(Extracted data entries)
+ + + +

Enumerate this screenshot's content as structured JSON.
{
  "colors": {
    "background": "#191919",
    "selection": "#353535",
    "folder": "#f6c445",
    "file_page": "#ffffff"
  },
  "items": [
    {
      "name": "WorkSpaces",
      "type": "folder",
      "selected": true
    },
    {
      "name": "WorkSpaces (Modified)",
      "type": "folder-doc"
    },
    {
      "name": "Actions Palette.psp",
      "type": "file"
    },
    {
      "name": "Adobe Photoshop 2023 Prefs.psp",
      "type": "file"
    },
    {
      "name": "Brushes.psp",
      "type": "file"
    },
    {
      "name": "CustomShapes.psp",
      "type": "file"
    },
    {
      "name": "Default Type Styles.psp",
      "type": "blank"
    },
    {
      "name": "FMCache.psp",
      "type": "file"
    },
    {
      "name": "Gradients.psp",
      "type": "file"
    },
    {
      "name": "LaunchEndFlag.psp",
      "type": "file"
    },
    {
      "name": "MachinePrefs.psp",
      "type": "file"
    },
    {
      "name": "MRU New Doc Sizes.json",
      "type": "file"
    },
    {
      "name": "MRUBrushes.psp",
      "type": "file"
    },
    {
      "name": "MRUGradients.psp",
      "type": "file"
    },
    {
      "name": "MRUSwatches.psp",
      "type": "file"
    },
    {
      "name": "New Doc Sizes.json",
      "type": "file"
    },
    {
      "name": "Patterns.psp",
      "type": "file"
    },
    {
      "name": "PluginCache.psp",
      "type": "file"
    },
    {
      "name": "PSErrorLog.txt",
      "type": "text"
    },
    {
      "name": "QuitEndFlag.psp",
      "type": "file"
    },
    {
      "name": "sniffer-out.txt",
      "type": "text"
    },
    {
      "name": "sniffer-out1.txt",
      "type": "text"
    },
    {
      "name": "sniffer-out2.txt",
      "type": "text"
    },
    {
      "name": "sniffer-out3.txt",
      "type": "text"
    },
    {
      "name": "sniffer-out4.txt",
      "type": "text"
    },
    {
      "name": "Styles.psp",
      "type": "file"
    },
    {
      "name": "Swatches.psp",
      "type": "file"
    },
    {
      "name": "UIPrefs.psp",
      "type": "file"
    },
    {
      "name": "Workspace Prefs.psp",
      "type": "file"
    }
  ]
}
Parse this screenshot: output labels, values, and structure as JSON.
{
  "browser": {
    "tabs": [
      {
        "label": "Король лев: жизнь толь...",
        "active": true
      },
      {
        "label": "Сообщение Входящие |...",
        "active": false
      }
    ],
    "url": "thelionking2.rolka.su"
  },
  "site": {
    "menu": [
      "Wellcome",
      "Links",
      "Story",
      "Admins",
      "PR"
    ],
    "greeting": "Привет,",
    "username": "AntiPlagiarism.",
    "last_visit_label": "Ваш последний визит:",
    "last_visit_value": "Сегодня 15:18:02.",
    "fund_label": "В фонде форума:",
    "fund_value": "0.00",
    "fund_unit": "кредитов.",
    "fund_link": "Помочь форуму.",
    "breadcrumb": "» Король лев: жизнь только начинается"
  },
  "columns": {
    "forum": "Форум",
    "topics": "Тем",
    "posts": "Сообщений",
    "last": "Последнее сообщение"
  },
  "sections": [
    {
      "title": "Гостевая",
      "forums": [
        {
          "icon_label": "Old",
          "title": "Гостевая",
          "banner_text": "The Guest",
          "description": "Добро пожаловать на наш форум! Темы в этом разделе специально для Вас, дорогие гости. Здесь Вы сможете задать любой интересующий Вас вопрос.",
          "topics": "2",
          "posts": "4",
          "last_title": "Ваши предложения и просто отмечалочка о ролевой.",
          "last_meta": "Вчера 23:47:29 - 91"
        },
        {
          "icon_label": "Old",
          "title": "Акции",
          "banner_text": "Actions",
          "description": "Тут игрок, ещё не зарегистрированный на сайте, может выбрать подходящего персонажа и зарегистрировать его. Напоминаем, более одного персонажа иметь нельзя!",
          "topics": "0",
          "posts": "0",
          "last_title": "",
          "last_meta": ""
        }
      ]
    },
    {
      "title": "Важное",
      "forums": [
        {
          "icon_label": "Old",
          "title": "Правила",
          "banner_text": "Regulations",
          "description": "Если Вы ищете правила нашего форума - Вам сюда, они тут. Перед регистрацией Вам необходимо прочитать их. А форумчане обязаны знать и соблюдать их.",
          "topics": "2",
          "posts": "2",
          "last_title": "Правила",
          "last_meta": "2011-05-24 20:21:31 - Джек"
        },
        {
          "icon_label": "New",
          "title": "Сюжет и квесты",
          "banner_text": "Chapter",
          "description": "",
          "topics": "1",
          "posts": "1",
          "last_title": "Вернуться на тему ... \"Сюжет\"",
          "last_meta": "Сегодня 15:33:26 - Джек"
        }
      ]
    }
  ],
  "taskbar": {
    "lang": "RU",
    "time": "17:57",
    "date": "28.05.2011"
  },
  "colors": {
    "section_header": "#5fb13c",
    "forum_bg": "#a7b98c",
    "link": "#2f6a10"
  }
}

+ + + +

#### WHAT YOU ARE ASKED TO DO:
Check all the records above and select each line where the string "жизнь" is found.

#### REPLY TO THE TASK:
        "label": "Король лев: жизнь толь...",
    "breadcrumb": "» Король лев: жизнь только начинается"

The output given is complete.